• **INPUT MATERIAL**:
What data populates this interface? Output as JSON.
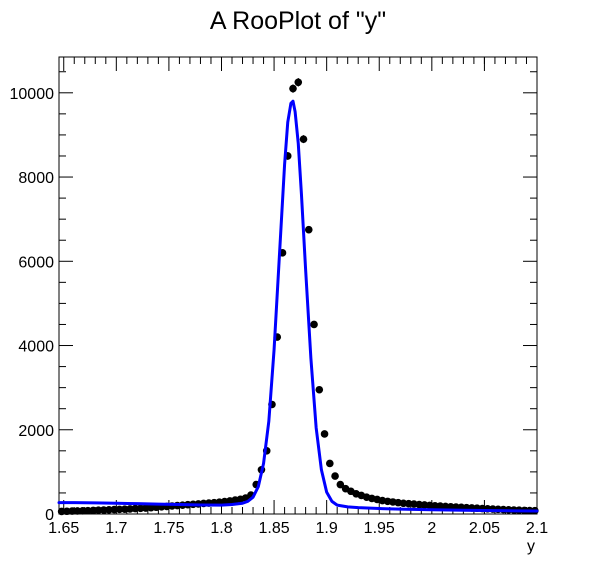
{
  "chart_data": {
    "type": "scatter",
    "title": "A RooPlot of \"y\"",
    "xlabel": "y",
    "ylabel": "",
    "xlim": [
      1.6455,
      2.1
    ],
    "ylim": [
      0,
      10850
    ],
    "grid": false,
    "legend": "none",
    "x_ticks": [
      {
        "value": 1.65,
        "label": "1.65"
      },
      {
        "value": 1.7,
        "label": "1.7"
      },
      {
        "value": 1.75,
        "label": "1.75"
      },
      {
        "value": 1.8,
        "label": "1.8"
      },
      {
        "value": 1.85,
        "label": "1.85"
      },
      {
        "value": 1.9,
        "label": "1.9"
      },
      {
        "value": 1.95,
        "label": "1.95"
      },
      {
        "value": 2.0,
        "label": "2"
      },
      {
        "value": 2.05,
        "label": "2.05"
      },
      {
        "value": 2.1,
        "label": "2.1"
      }
    ],
    "y_ticks": [
      {
        "value": 0,
        "label": "0"
      },
      {
        "value": 2000,
        "label": "2000"
      },
      {
        "value": 4000,
        "label": "4000"
      },
      {
        "value": 6000,
        "label": "6000"
      },
      {
        "value": 8000,
        "label": "8000"
      },
      {
        "value": 10000,
        "label": "10000"
      }
    ],
    "series": [
      {
        "kind": "points",
        "color": "#000000",
        "x": [
          1.648,
          1.653,
          1.658,
          1.663,
          1.668,
          1.673,
          1.678,
          1.683,
          1.688,
          1.693,
          1.698,
          1.703,
          1.708,
          1.713,
          1.718,
          1.723,
          1.728,
          1.733,
          1.738,
          1.743,
          1.748,
          1.753,
          1.758,
          1.763,
          1.768,
          1.773,
          1.778,
          1.783,
          1.788,
          1.793,
          1.798,
          1.803,
          1.808,
          1.813,
          1.818,
          1.823,
          1.828,
          1.833,
          1.838,
          1.843,
          1.848,
          1.853,
          1.858,
          1.863,
          1.868,
          1.873,
          1.878,
          1.883,
          1.888,
          1.893,
          1.898,
          1.903,
          1.908,
          1.913,
          1.918,
          1.923,
          1.928,
          1.933,
          1.938,
          1.943,
          1.948,
          1.953,
          1.958,
          1.963,
          1.968,
          1.973,
          1.978,
          1.983,
          1.988,
          1.993,
          1.998,
          2.003,
          2.008,
          2.013,
          2.018,
          2.023,
          2.028,
          2.033,
          2.038,
          2.043,
          2.048,
          2.053,
          2.058,
          2.063,
          2.068,
          2.073,
          2.078,
          2.083,
          2.088,
          2.093,
          2.098
        ],
        "y": [
          60,
          65,
          70,
          72,
          75,
          80,
          85,
          90,
          95,
          100,
          105,
          110,
          115,
          120,
          128,
          135,
          140,
          150,
          160,
          170,
          180,
          190,
          200,
          210,
          220,
          230,
          240,
          250,
          260,
          270,
          280,
          295,
          310,
          330,
          350,
          380,
          450,
          700,
          1050,
          1500,
          2600,
          4200,
          6200,
          8500,
          10100,
          10250,
          8900,
          6750,
          4500,
          2950,
          1900,
          1200,
          900,
          700,
          600,
          540,
          480,
          440,
          400,
          370,
          345,
          320,
          300,
          285,
          270,
          255,
          245,
          235,
          225,
          215,
          205,
          195,
          188,
          180,
          172,
          165,
          158,
          150,
          143,
          137,
          130,
          124,
          118,
          112,
          106,
          100,
          95,
          90,
          86,
          82,
          78
        ]
      },
      {
        "kind": "line",
        "color": "#0000ff",
        "x": [
          1.6455,
          1.66,
          1.68,
          1.7,
          1.72,
          1.74,
          1.76,
          1.78,
          1.8,
          1.81,
          1.82,
          1.825,
          1.83,
          1.835,
          1.84,
          1.845,
          1.85,
          1.855,
          1.86,
          1.863,
          1.866,
          1.868,
          1.87,
          1.873,
          1.876,
          1.88,
          1.885,
          1.89,
          1.895,
          1.9,
          1.905,
          1.91,
          1.92,
          1.93,
          1.95,
          1.97,
          2.0,
          2.03,
          2.06,
          2.08,
          2.1
        ],
        "y": [
          270,
          270,
          265,
          255,
          245,
          235,
          225,
          215,
          210,
          225,
          255,
          300,
          400,
          650,
          1200,
          2200,
          3900,
          6100,
          8300,
          9300,
          9750,
          9800,
          9550,
          8800,
          7600,
          5800,
          3700,
          2050,
          1050,
          520,
          300,
          210,
          170,
          150,
          130,
          115,
          100,
          90,
          80,
          74,
          70
        ]
      }
    ]
  }
}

• **GIVEN PROBLEM**: Repeat the records word for word. Any picture in them should be left out.

• **RESPONSE**:
What data populates this interface? Output as JSON.
{
  "chart_data": {
    "type": "scatter",
    "title": "A RooPlot of \"y\"",
    "xlabel": "y",
    "ylabel": "",
    "xlim": [
      1.6455,
      2.1
    ],
    "ylim": [
      0,
      10850
    ],
    "grid": false,
    "legend": "none",
    "x_ticks": [
      {
        "value": 1.65,
        "label": "1.65"
      },
      {
        "value": 1.7,
        "label": "1.7"
      },
      {
        "value": 1.75,
        "label": "1.75"
      },
      {
        "value": 1.8,
        "label": "1.8"
      },
      {
        "value": 1.85,
        "label": "1.85"
      },
      {
        "value": 1.9,
        "label": "1.9"
      },
      {
        "value": 1.95,
        "label": "1.95"
      },
      {
        "value": 2.0,
        "label": "2"
      },
      {
        "value": 2.05,
        "label": "2.05"
      },
      {
        "value": 2.1,
        "label": "2.1"
      }
    ],
    "y_ticks": [
      {
        "value": 0,
        "label": "0"
      },
      {
        "value": 2000,
        "label": "2000"
      },
      {
        "value": 4000,
        "label": "4000"
      },
      {
        "value": 6000,
        "label": "6000"
      },
      {
        "value": 8000,
        "label": "8000"
      },
      {
        "value": 10000,
        "label": "10000"
      }
    ],
    "series": [
      {
        "kind": "points",
        "color": "#000000",
        "x": [
          1.648,
          1.653,
          1.658,
          1.663,
          1.668,
          1.673,
          1.678,
          1.683,
          1.688,
          1.693,
          1.698,
          1.703,
          1.708,
          1.713,
          1.718,
          1.723,
          1.728,
          1.733,
          1.738,
          1.743,
          1.748,
          1.753,
          1.758,
          1.763,
          1.768,
          1.773,
          1.778,
          1.783,
          1.788,
          1.793,
          1.798,
          1.803,
          1.808,
          1.813,
          1.818,
          1.823,
          1.828,
          1.833,
          1.838,
          1.843,
          1.848,
          1.853,
          1.858,
          1.863,
          1.868,
          1.873,
          1.878,
          1.883,
          1.888,
          1.893,
          1.898,
          1.903,
          1.908,
          1.913,
          1.918,
          1.923,
          1.928,
          1.933,
          1.938,
          1.943,
          1.948,
          1.953,
          1.958,
          1.963,
          1.968,
          1.973,
          1.978,
          1.983,
          1.988,
          1.993,
          1.998,
          2.003,
          2.008,
          2.013,
          2.018,
          2.023,
          2.028,
          2.033,
          2.038,
          2.043,
          2.048,
          2.053,
          2.058,
          2.063,
          2.068,
          2.073,
          2.078,
          2.083,
          2.088,
          2.093,
          2.098
        ],
        "y": [
          60,
          65,
          70,
          72,
          75,
          80,
          85,
          90,
          95,
          100,
          105,
          110,
          115,
          120,
          128,
          135,
          140,
          150,
          160,
          170,
          180,
          190,
          200,
          210,
          220,
          230,
          240,
          250,
          260,
          270,
          280,
          295,
          310,
          330,
          350,
          380,
          450,
          700,
          1050,
          1500,
          2600,
          4200,
          6200,
          8500,
          10100,
          10250,
          8900,
          6750,
          4500,
          2950,
          1900,
          1200,
          900,
          700,
          600,
          540,
          480,
          440,
          400,
          370,
          345,
          320,
          300,
          285,
          270,
          255,
          245,
          235,
          225,
          215,
          205,
          195,
          188,
          180,
          172,
          165,
          158,
          150,
          143,
          137,
          130,
          124,
          118,
          112,
          106,
          100,
          95,
          90,
          86,
          82,
          78
        ]
      },
      {
        "kind": "line",
        "color": "#0000ff",
        "x": [
          1.6455,
          1.66,
          1.68,
          1.7,
          1.72,
          1.74,
          1.76,
          1.78,
          1.8,
          1.81,
          1.82,
          1.825,
          1.83,
          1.835,
          1.84,
          1.845,
          1.85,
          1.855,
          1.86,
          1.863,
          1.866,
          1.868,
          1.87,
          1.873,
          1.876,
          1.88,
          1.885,
          1.89,
          1.895,
          1.9,
          1.905,
          1.91,
          1.92,
          1.93,
          1.95,
          1.97,
          2.0,
          2.03,
          2.06,
          2.08,
          2.1
        ],
        "y": [
          270,
          270,
          265,
          255,
          245,
          235,
          225,
          215,
          210,
          225,
          255,
          300,
          400,
          650,
          1200,
          2200,
          3900,
          6100,
          8300,
          9300,
          9750,
          9800,
          9550,
          8800,
          7600,
          5800,
          3700,
          2050,
          1050,
          520,
          300,
          210,
          170,
          150,
          130,
          115,
          100,
          90,
          80,
          74,
          70
        ]
      }
    ]
  }
}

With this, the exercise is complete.